**Texto do documento:**
________________________
Determinei a remessa do processo ao Procurador-Geral da República, que se pronunciou em peça que tem a seguinte síntese:

Conflito de atribuições entre membros do Ministério Público Estadual e Federal. Possível conexão entre os crimes previstos no art. 157, § 2º, I e art. 334, ambos do Código Penal. Inocorrência (sic). Investigações voltadas exclusivamente para o delito de roubo. Conflito decidido para determinar a remessa dos autos ao Ministério Público Estadual.

O Fiscal da Lei remete à jurisprudência desta Corte e do Superior Tribunal de Justiça. Na Petição nº 1.503/MG, o Supremo, ante virtual conflito de jurisdição entre os juízos federal e estadual, conferira interpretação ao artigo 105, inciso I, alínea "d", da Constituição Federal, decidindo pela competência do Superior Tribunal de Justiça para apreciar a matéria - Plenário, relator ministro Maurício Corrêa, com acórdão publicado no Diário da Justiça de 14 de novembro de 2002. No Conflito de Atribuição nº 154, a Primeira Seção do Superior Tribunal de Justiça, reportando-se a precedentes, proclamara, na dicção do ministro José Delgado - acórdão publicado no Diário da Justiça de 18 de abril de 2005:

PROCESSO CIVIL. CONFLITO DE ATRIBUIÇÕES. MINISTÉRIO PÚBLICO FEDERAL X MINISTÉRIO PÚBLICO ESTADUAL. NÃO-CONHECIMENTO. PRECEDENTES.
1. A jurisprudência do Superior Tribunal de Justiça é pacífica no sentido de que não se conhece de conflito de atribuições, por incompetência da Corte, em que são partes o Ministério Público Federal e o Ministério Público Estadual, por não se enquadrar em quaisquer das hipóteses previstas no art. 105, I, "g", da CF/1988".
________________________
**Dados registrados:**

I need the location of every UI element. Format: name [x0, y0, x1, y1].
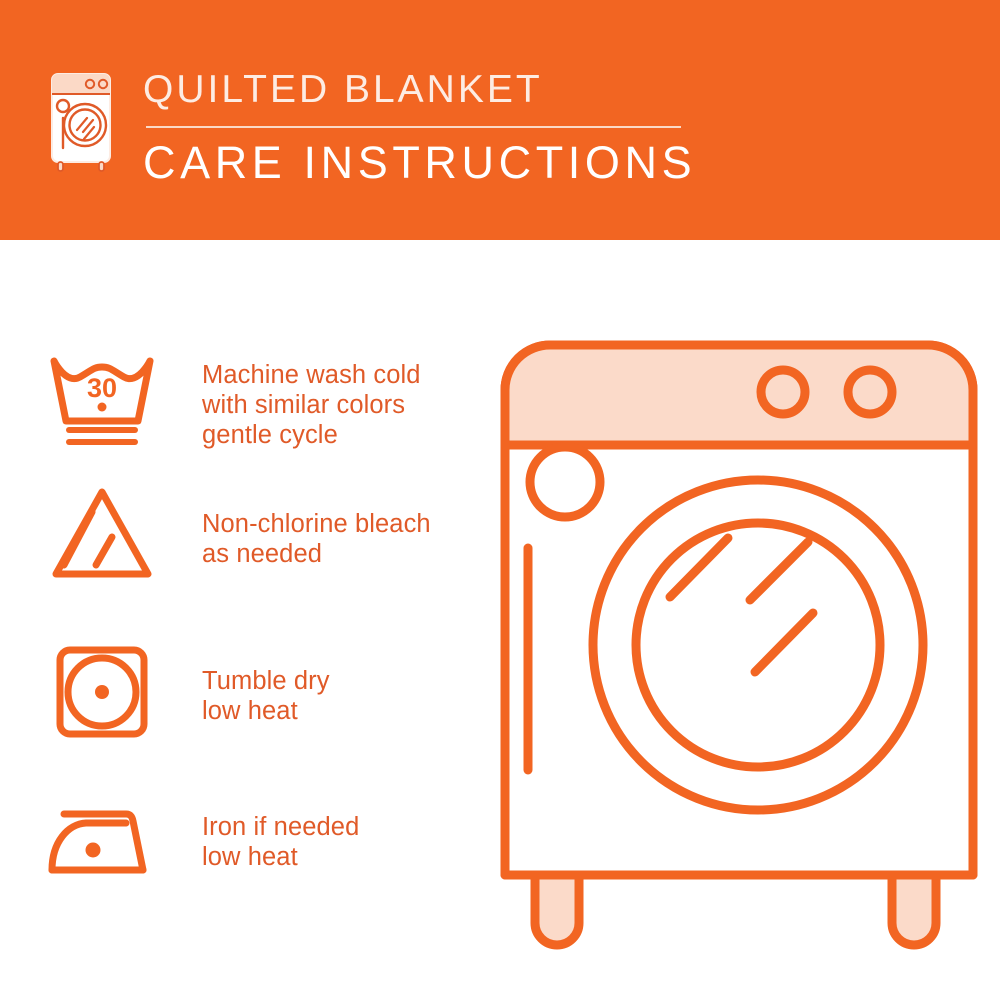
________________________
**Instrução 1:** Passe para o inglês esta frase do texto do documento: "O Fiscal da Lei remete à jurisprudência desta Corte e do Superior Tribunal de Justiça."
**Instrução 2:** Segundo o texto do documento, em que data o acórdão do Conflito de Atribuição nº 154 foi publicado no Diário da Justiça?
As linhas não têm nenhum papel aqui.

**Resposta correta 1:** The guardian of the law refers to the case law of this Court and of the Superior Court of Justice.

**Resposta correta 2:** Em 18 de abril de 2005.